* DATA RECORDS

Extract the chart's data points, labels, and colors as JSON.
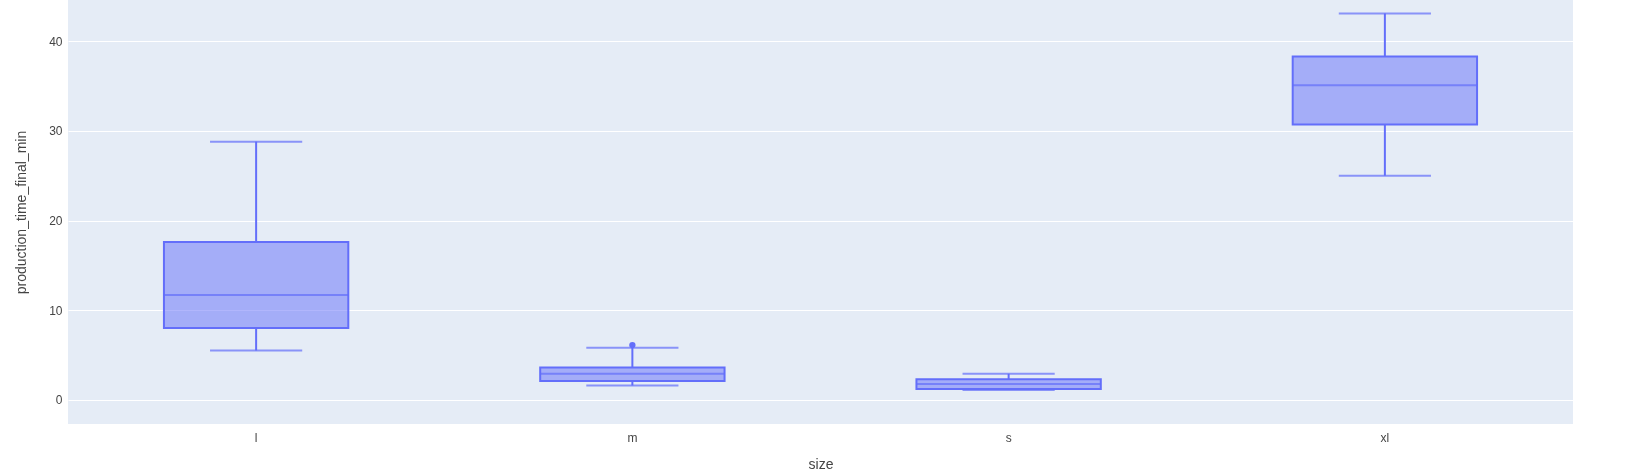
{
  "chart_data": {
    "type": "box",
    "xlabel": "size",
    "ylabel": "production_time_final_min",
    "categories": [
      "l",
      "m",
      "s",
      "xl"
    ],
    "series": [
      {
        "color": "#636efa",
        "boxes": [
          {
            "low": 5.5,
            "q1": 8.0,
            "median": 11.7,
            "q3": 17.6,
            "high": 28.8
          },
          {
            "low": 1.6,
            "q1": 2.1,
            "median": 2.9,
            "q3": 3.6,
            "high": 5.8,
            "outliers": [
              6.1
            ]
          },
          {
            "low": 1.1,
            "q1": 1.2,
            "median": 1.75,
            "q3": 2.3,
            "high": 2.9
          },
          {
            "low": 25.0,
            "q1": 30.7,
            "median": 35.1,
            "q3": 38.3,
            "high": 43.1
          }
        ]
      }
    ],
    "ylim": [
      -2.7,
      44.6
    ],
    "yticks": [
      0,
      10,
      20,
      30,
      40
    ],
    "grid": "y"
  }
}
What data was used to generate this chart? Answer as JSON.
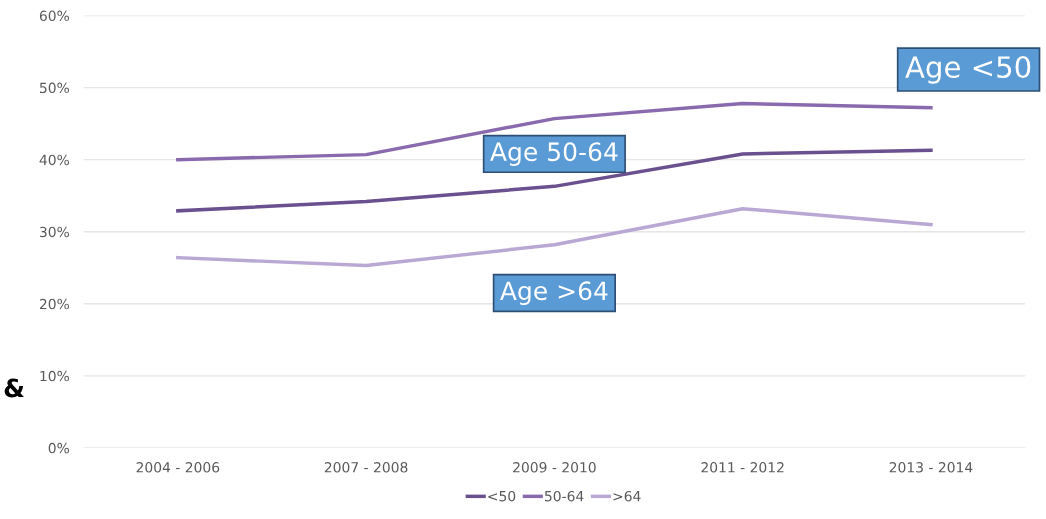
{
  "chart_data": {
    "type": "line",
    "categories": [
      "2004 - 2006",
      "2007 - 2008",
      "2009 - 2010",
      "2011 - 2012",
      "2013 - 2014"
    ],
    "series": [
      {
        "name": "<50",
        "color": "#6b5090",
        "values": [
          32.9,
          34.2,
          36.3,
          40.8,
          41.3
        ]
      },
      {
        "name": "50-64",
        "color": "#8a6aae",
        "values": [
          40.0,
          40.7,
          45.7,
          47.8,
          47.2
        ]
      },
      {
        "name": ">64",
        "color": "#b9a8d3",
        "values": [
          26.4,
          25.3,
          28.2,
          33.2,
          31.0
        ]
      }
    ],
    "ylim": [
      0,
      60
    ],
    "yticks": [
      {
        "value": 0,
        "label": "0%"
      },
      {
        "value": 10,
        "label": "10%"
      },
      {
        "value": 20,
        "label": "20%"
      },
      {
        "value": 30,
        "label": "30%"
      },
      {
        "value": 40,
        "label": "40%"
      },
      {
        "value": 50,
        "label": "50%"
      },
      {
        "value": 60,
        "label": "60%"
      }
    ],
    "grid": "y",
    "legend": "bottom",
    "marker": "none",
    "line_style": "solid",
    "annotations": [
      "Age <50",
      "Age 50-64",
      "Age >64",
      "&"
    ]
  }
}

* OBJECTIVE
Reproduce the material above in full and without alteration, but skip all pictures.

* FULL OUTPUT
Extract the chart's data points, labels, and colors as JSON.
{
  "chart_data": {
    "type": "box",
    "xlabel": "size",
    "ylabel": "production_time_final_min",
    "categories": [
      "l",
      "m",
      "s",
      "xl"
    ],
    "series": [
      {
        "color": "#636efa",
        "boxes": [
          {
            "low": 5.5,
            "q1": 8.0,
            "median": 11.7,
            "q3": 17.6,
            "high": 28.8
          },
          {
            "low": 1.6,
            "q1": 2.1,
            "median": 2.9,
            "q3": 3.6,
            "high": 5.8,
            "outliers": [
              6.1
            ]
          },
          {
            "low": 1.1,
            "q1": 1.2,
            "median": 1.75,
            "q3": 2.3,
            "high": 2.9
          },
          {
            "low": 25.0,
            "q1": 30.7,
            "median": 35.1,
            "q3": 38.3,
            "high": 43.1
          }
        ]
      }
    ],
    "ylim": [
      -2.7,
      44.6
    ],
    "yticks": [
      0,
      10,
      20,
      30,
      40
    ],
    "grid": "y"
  }
}
What data was used to generate this chart? Answer as JSON.
{
  "chart_data": {
    "type": "line",
    "categories": [
      "2004 - 2006",
      "2007 - 2008",
      "2009 - 2010",
      "2011 - 2012",
      "2013 - 2014"
    ],
    "series": [
      {
        "name": "<50",
        "color": "#6b5090",
        "values": [
          32.9,
          34.2,
          36.3,
          40.8,
          41.3
        ]
      },
      {
        "name": "50-64",
        "color": "#8a6aae",
        "values": [
          40.0,
          40.7,
          45.7,
          47.8,
          47.2
        ]
      },
      {
        "name": ">64",
        "color": "#b9a8d3",
        "values": [
          26.4,
          25.3,
          28.2,
          33.2,
          31.0
        ]
      }
    ],
    "ylim": [
      0,
      60
    ],
    "yticks": [
      {
        "value": 0,
        "label": "0%"
      },
      {
        "value": 10,
        "label": "10%"
      },
      {
        "value": 20,
        "label": "20%"
      },
      {
        "value": 30,
        "label": "30%"
      },
      {
        "value": 40,
        "label": "40%"
      },
      {
        "value": 50,
        "label": "50%"
      },
      {
        "value": 60,
        "label": "60%"
      }
    ],
    "grid": "y",
    "legend": "bottom",
    "marker": "none",
    "line_style": "solid",
    "annotations": [
      "Age <50",
      "Age 50-64",
      "Age >64",
      "&"
    ]
  }
}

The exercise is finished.